» THE EXERCISE:
Leaving out the pictures, retype all the material exactly.

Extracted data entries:

= = = = =

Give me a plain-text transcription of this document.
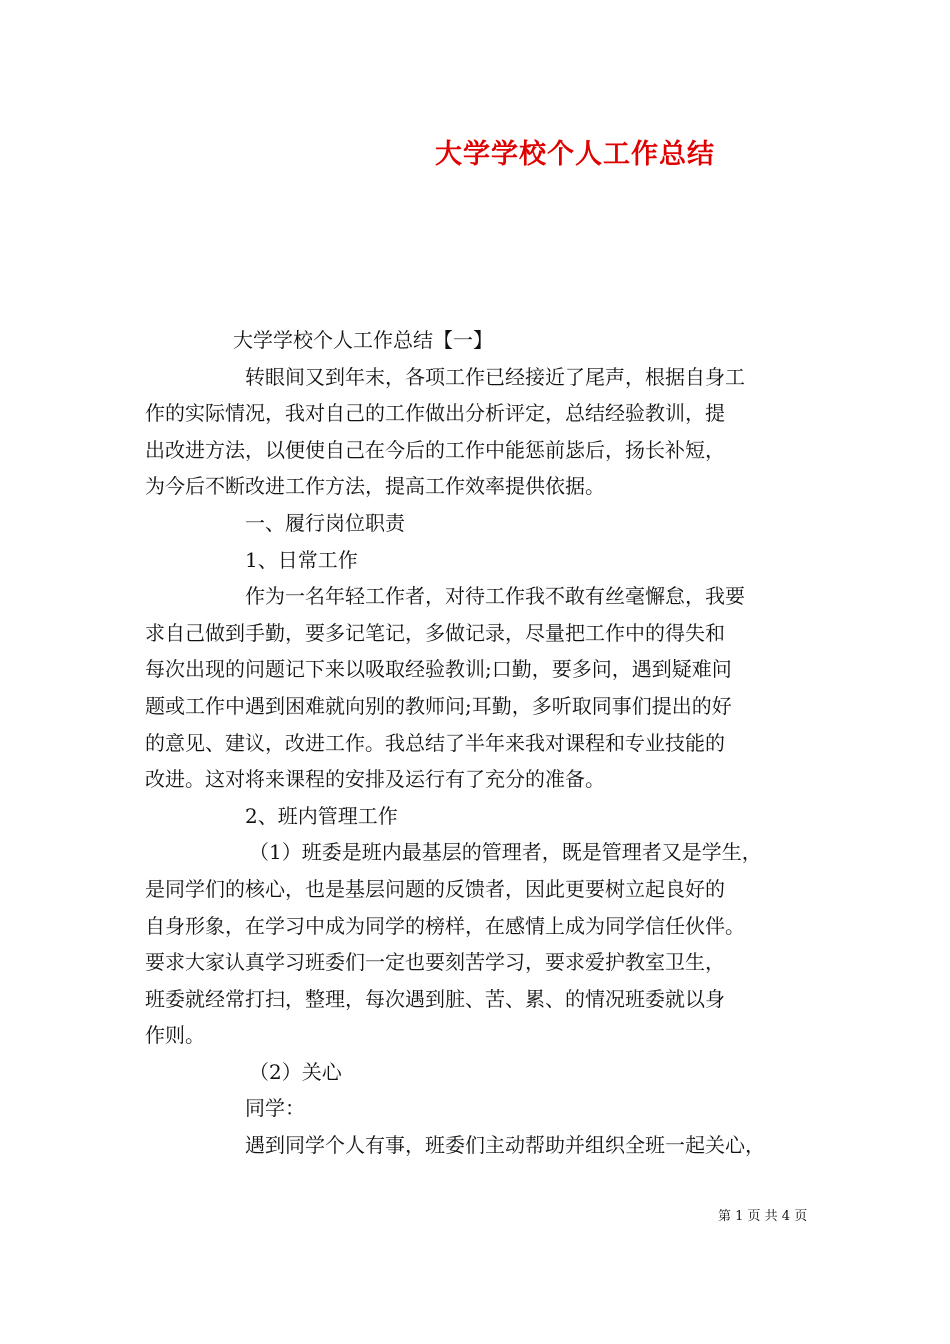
大学学校个人工作总结
大学学校个人工作总结【一】
转眼间又到年末，各项工作已经接近了尾声，根据自身工
作的实际情况，我对自己的工作做出分析评定，总结经验教训，提
出改进方法，以便使自己在今后的工作中能惩前毖后，扬长补短，
为今后不断改进工作方法，提高工作效率提供依据。
一、履行岗位职责
1、日常工作
作为一名年轻工作者，对待工作我不敢有丝毫懈怠，我要
求自己做到手勤，要多记笔记，多做记录，尽量把工作中的得失和
每次出现的问题记下来以吸取经验教训;口勤，要多问，遇到疑难问
题或工作中遇到困难就向别的教师问;耳勤，多听取同事们提出的好
的意见、建议，改进工作。我总结了半年来我对课程和专业技能的
改进。这对将来课程的安排及运行有了充分的准备。
2、班内管理工作
（1）班委是班内最基层的管理者，既是管理者又是学生，
是同学们的核心，也是基层问题的反馈者，因此更要树立起良好的
自身形象，在学习中成为同学的榜样，在感情上成为同学信任伙伴。
要求大家认真学习班委们一定也要刻苦学习，要求爱护教室卫生，
班委就经常打扫，整理，每次遇到脏、苦、累、的情况班委就以身
作则。
（2）关心
同学：
遇到同学个人有事，班委们主动帮助并组织全班一起关心，
第 1 页 共 4 页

= = = = =

» FINISHED TASK:
Give me a plain-text transcription of this document.
大学学校个人工作总结
大学学校个人工作总结【一】
转眼间又到年末，各项工作已经接近了尾声，根据自身工
作的实际情况，我对自己的工作做出分析评定，总结经验教训，提
出改进方法，以便使自己在今后的工作中能惩前毖后，扬长补短，
为今后不断改进工作方法，提高工作效率提供依据。
一、履行岗位职责
1、日常工作
作为一名年轻工作者，对待工作我不敢有丝毫懈怠，我要
求自己做到手勤，要多记笔记，多做记录，尽量把工作中的得失和
每次出现的问题记下来以吸取经验教训;口勤，要多问，遇到疑难问
题或工作中遇到困难就向别的教师问;耳勤，多听取同事们提出的好
的意见、建议，改进工作。我总结了半年来我对课程和专业技能的
改进。这对将来课程的安排及运行有了充分的准备。
2、班内管理工作
（1）班委是班内最基层的管理者，既是管理者又是学生，
是同学们的核心，也是基层问题的反馈者，因此更要树立起良好的
自身形象，在学习中成为同学的榜样，在感情上成为同学信任伙伴。
要求大家认真学习班委们一定也要刻苦学习，要求爱护教室卫生，
班委就经常打扫，整理，每次遇到脏、苦、累、的情况班委就以身
作则。
（2）关心
同学：
遇到同学个人有事，班委们主动帮助并组织全班一起关心，
第 1 页 共 4 页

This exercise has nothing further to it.